# [THE PROBLEM]
Each entry below is to be transcribed exactly.

------ LISTING

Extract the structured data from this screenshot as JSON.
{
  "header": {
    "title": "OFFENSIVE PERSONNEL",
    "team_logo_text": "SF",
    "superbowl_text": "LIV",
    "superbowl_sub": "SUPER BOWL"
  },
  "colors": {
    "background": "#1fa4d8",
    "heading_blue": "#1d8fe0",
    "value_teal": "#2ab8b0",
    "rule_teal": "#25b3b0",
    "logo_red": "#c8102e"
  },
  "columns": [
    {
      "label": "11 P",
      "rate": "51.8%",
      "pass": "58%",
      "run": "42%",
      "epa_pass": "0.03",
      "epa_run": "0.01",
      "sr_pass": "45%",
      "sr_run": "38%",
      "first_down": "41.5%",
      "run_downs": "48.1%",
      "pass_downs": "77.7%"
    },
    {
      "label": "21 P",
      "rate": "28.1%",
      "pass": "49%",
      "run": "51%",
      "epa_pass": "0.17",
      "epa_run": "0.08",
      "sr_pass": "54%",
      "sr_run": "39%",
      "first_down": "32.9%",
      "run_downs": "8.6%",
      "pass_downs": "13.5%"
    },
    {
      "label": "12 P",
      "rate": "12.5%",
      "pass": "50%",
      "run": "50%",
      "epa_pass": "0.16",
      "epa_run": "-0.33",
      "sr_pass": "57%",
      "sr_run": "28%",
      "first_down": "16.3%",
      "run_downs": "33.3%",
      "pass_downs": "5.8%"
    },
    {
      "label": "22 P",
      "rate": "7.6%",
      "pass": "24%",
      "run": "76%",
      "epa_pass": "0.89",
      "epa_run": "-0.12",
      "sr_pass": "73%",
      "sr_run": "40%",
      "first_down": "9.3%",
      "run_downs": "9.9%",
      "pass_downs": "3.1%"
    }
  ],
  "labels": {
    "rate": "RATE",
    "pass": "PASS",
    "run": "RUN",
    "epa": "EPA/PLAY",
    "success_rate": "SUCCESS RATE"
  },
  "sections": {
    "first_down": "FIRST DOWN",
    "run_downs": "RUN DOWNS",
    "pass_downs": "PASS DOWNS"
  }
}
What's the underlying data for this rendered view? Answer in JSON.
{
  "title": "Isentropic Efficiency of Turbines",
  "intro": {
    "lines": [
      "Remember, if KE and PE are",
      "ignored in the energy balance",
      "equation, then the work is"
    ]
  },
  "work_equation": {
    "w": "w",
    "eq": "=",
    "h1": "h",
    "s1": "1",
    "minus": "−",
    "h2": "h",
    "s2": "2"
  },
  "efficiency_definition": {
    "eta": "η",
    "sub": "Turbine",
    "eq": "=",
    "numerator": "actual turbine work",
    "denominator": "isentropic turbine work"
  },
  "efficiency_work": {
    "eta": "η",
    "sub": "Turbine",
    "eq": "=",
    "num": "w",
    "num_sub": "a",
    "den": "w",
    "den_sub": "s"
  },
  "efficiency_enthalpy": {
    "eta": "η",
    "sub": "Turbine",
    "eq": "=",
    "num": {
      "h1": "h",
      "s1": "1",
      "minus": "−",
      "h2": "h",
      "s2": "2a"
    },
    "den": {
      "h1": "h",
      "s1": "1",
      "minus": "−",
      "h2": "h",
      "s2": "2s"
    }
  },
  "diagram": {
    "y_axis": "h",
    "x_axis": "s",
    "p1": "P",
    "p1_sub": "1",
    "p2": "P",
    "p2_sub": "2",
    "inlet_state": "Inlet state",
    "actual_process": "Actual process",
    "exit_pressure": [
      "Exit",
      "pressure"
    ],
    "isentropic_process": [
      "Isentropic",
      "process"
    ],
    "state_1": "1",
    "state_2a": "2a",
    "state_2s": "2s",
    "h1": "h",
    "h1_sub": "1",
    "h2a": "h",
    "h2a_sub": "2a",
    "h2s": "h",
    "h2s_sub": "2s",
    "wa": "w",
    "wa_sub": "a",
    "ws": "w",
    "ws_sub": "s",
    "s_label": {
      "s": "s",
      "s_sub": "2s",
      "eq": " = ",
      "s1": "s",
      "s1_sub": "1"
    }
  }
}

------------

# [RESULT OF THIS TASK]
Extract the structured data from this screenshot as JSON.
{
  "header": {
    "title": "OFFENSIVE PERSONNEL",
    "team_logo_text": "SF",
    "superbowl_text": "LIV",
    "superbowl_sub": "SUPER BOWL"
  },
  "colors": {
    "background": "#1fa4d8",
    "heading_blue": "#1d8fe0",
    "value_teal": "#2ab8b0",
    "rule_teal": "#25b3b0",
    "logo_red": "#c8102e"
  },
  "columns": [
    {
      "label": "11 P",
      "rate": "51.8%",
      "pass": "58%",
      "run": "42%",
      "epa_pass": "0.03",
      "epa_run": "0.01",
      "sr_pass": "45%",
      "sr_run": "38%",
      "first_down": "41.5%",
      "run_downs": "48.1%",
      "pass_downs": "77.7%"
    },
    {
      "label": "21 P",
      "rate": "28.1%",
      "pass": "49%",
      "run": "51%",
      "epa_pass": "0.17",
      "epa_run": "0.08",
      "sr_pass": "54%",
      "sr_run": "39%",
      "first_down": "32.9%",
      "run_downs": "8.6%",
      "pass_downs": "13.5%"
    },
    {
      "label": "12 P",
      "rate": "12.5%",
      "pass": "50%",
      "run": "50%",
      "epa_pass": "0.16",
      "epa_run": "-0.33",
      "sr_pass": "57%",
      "sr_run": "28%",
      "first_down": "16.3%",
      "run_downs": "33.3%",
      "pass_downs": "5.8%"
    },
    {
      "label": "22 P",
      "rate": "7.6%",
      "pass": "24%",
      "run": "76%",
      "epa_pass": "0.89",
      "epa_run": "-0.12",
      "sr_pass": "73%",
      "sr_run": "40%",
      "first_down": "9.3%",
      "run_downs": "9.9%",
      "pass_downs": "3.1%"
    }
  ],
  "labels": {
    "rate": "RATE",
    "pass": "PASS",
    "run": "RUN",
    "epa": "EPA/PLAY",
    "success_rate": "SUCCESS RATE"
  },
  "sections": {
    "first_down": "FIRST DOWN",
    "run_downs": "RUN DOWNS",
    "pass_downs": "PASS DOWNS"
  }
}
What's the underlying data for this rendered view? Answer in JSON.
{
  "title": "Isentropic Efficiency of Turbines",
  "intro": {
    "lines": [
      "Remember, if KE and PE are",
      "ignored in the energy balance",
      "equation, then the work is"
    ]
  },
  "work_equation": {
    "w": "w",
    "eq": "=",
    "h1": "h",
    "s1": "1",
    "minus": "−",
    "h2": "h",
    "s2": "2"
  },
  "efficiency_definition": {
    "eta": "η",
    "sub": "Turbine",
    "eq": "=",
    "numerator": "actual turbine work",
    "denominator": "isentropic turbine work"
  },
  "efficiency_work": {
    "eta": "η",
    "sub": "Turbine",
    "eq": "=",
    "num": "w",
    "num_sub": "a",
    "den": "w",
    "den_sub": "s"
  },
  "efficiency_enthalpy": {
    "eta": "η",
    "sub": "Turbine",
    "eq": "=",
    "num": {
      "h1": "h",
      "s1": "1",
      "minus": "−",
      "h2": "h",
      "s2": "2a"
    },
    "den": {
      "h1": "h",
      "s1": "1",
      "minus": "−",
      "h2": "h",
      "s2": "2s"
    }
  },
  "diagram": {
    "y_axis": "h",
    "x_axis": "s",
    "p1": "P",
    "p1_sub": "1",
    "p2": "P",
    "p2_sub": "2",
    "inlet_state": "Inlet state",
    "actual_process": "Actual process",
    "exit_pressure": [
      "Exit",
      "pressure"
    ],
    "isentropic_process": [
      "Isentropic",
      "process"
    ],
    "state_1": "1",
    "state_2a": "2a",
    "state_2s": "2s",
    "h1": "h",
    "h1_sub": "1",
    "h2a": "h",
    "h2a_sub": "2a",
    "h2s": "h",
    "h2s_sub": "2s",
    "wa": "w",
    "wa_sub": "a",
    "ws": "w",
    "ws_sub": "s",
    "s_label": {
      "s": "s",
      "s_sub": "2s",
      "eq": " = ",
      "s1": "s",
      "s1_sub": "1"
    }
  }
}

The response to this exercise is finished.